INPUT |

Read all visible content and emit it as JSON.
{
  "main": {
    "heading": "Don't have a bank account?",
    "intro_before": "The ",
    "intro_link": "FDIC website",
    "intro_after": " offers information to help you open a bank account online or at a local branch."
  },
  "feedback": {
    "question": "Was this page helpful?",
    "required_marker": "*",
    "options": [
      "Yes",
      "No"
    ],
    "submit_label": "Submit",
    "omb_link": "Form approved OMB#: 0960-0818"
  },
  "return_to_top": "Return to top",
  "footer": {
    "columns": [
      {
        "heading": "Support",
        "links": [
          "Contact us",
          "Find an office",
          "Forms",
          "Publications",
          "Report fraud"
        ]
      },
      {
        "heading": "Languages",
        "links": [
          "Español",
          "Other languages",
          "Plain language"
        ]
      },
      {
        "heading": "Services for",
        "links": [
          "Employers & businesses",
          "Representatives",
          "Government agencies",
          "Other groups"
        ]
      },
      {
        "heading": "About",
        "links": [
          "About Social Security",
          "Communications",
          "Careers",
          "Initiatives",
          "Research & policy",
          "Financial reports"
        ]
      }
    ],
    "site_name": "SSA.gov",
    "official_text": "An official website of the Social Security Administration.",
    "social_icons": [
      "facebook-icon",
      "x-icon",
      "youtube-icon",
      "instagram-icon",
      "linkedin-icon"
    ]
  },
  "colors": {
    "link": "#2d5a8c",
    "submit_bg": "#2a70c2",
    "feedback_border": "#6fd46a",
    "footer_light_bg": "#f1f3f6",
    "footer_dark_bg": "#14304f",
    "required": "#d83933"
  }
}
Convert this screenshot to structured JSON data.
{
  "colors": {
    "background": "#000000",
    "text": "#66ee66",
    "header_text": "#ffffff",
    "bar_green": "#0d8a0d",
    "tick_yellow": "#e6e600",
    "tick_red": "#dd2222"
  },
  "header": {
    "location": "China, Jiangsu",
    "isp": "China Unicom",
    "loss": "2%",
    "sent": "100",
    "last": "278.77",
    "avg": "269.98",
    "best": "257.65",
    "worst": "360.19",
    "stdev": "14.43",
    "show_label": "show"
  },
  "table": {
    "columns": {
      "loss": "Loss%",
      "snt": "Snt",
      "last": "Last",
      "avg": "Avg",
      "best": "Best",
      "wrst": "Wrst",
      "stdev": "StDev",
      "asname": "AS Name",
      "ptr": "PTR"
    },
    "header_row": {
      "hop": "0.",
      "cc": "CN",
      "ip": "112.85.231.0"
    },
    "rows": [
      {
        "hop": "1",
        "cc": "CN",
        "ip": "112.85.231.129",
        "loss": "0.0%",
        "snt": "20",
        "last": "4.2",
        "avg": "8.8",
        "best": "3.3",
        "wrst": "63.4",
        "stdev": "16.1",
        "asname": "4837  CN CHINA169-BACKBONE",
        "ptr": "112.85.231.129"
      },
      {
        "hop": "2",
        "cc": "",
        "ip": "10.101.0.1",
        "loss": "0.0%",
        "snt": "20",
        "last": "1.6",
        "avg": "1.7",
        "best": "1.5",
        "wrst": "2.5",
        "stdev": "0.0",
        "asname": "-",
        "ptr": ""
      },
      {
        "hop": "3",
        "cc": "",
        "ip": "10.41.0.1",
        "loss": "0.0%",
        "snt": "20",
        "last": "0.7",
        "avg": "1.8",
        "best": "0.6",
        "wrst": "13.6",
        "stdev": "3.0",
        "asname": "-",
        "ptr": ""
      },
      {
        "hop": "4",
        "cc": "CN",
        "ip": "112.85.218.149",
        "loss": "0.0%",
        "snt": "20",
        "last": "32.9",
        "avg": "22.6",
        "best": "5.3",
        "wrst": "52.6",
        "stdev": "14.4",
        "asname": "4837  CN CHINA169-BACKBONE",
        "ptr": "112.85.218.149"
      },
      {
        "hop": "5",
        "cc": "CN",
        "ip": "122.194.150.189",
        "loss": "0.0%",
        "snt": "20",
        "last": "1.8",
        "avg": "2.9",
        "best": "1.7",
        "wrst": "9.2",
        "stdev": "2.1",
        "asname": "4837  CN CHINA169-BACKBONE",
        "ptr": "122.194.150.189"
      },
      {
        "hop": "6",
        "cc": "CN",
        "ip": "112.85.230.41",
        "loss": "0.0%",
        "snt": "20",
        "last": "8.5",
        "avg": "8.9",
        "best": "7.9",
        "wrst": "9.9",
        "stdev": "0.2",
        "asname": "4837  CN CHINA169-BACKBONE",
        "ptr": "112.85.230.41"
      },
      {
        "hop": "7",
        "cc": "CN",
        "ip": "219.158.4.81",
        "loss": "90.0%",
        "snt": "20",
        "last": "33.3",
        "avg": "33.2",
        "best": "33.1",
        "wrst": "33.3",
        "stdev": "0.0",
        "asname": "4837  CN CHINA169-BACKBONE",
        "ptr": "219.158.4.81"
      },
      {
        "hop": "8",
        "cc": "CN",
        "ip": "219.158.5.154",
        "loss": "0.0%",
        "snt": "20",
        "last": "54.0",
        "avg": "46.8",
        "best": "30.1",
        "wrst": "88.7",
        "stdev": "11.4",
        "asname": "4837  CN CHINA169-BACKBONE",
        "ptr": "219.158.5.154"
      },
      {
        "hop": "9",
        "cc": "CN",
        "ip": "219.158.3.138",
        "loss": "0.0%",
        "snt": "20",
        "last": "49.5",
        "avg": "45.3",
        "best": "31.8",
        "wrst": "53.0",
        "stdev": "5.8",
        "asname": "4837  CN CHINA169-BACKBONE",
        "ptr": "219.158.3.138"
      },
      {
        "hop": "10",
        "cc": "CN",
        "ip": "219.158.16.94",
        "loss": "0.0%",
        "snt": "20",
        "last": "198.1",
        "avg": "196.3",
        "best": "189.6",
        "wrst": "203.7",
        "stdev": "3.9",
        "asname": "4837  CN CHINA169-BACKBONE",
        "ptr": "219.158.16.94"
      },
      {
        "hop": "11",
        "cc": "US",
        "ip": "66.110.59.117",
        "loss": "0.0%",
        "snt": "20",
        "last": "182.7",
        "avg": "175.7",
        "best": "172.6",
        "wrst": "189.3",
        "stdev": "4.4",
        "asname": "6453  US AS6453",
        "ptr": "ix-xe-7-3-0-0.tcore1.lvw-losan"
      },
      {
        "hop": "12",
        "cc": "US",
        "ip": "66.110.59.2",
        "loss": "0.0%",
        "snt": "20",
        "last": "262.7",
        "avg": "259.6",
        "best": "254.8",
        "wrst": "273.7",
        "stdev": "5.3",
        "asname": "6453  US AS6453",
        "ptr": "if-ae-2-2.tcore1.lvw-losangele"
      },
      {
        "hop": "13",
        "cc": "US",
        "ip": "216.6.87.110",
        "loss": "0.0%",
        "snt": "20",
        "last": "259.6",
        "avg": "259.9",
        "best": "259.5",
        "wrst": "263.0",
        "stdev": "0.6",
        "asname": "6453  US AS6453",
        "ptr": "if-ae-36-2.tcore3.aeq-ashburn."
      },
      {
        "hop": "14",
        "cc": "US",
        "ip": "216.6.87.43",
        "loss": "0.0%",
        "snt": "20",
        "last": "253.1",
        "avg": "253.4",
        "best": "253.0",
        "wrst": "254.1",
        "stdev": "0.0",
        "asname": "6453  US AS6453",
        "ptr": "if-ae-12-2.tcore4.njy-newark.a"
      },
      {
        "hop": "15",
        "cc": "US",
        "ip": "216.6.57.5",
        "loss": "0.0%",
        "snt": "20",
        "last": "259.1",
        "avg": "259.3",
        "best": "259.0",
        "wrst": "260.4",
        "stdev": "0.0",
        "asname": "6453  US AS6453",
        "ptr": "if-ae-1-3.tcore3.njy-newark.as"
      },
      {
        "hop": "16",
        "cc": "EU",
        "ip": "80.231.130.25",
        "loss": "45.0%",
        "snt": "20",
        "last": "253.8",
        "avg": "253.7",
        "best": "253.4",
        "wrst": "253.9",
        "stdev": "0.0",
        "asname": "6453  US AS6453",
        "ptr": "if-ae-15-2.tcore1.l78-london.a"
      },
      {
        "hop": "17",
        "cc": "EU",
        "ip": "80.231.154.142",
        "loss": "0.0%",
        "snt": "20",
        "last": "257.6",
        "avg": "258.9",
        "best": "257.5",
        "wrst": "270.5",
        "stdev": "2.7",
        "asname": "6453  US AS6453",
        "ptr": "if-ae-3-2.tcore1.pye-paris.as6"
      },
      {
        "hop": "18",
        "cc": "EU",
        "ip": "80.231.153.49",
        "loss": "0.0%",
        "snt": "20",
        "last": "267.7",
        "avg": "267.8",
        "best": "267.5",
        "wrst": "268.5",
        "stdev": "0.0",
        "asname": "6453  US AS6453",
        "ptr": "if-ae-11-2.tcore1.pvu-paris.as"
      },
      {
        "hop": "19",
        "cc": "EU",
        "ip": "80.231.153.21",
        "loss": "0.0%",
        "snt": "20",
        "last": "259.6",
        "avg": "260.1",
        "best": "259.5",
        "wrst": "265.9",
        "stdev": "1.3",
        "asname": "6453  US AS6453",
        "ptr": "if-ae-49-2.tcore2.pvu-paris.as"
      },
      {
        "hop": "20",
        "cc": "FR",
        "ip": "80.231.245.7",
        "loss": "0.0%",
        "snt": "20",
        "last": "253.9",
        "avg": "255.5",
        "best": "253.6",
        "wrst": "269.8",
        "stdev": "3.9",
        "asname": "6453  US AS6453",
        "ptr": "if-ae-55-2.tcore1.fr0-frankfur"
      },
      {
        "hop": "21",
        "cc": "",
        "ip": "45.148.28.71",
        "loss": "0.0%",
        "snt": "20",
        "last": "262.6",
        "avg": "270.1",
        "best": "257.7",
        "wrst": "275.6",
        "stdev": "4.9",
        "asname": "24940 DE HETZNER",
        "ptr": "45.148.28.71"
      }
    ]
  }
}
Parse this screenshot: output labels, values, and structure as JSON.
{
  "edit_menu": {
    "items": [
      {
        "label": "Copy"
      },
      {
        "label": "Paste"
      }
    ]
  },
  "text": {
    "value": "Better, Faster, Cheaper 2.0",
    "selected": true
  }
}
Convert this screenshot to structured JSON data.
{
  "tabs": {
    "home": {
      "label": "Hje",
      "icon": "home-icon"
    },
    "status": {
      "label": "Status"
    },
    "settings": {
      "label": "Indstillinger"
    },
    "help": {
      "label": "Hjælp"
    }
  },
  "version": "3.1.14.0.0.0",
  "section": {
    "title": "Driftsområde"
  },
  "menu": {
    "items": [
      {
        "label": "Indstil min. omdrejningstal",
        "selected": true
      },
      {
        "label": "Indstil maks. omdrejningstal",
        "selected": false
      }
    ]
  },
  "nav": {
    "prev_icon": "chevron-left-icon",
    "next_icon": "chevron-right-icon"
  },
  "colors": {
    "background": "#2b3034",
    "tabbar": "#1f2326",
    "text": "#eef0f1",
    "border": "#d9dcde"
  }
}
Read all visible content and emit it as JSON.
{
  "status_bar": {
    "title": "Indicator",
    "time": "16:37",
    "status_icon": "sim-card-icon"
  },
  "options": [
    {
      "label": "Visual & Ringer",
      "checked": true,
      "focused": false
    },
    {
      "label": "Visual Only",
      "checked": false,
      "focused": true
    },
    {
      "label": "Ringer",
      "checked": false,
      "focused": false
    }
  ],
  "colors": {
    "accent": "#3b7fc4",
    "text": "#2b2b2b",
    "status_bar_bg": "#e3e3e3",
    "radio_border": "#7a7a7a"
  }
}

TASK STATEMENT | Only lines that contain the word "this" are wanted; copy each of them.

EXERCISE RESPONSE |
    "question": "Was this page helpful?",
Convert this screenshot to structured JSON data.
Parse this screenshot: output labels, values, and structure as JSON.
Convert this screenshot to structured JSON data.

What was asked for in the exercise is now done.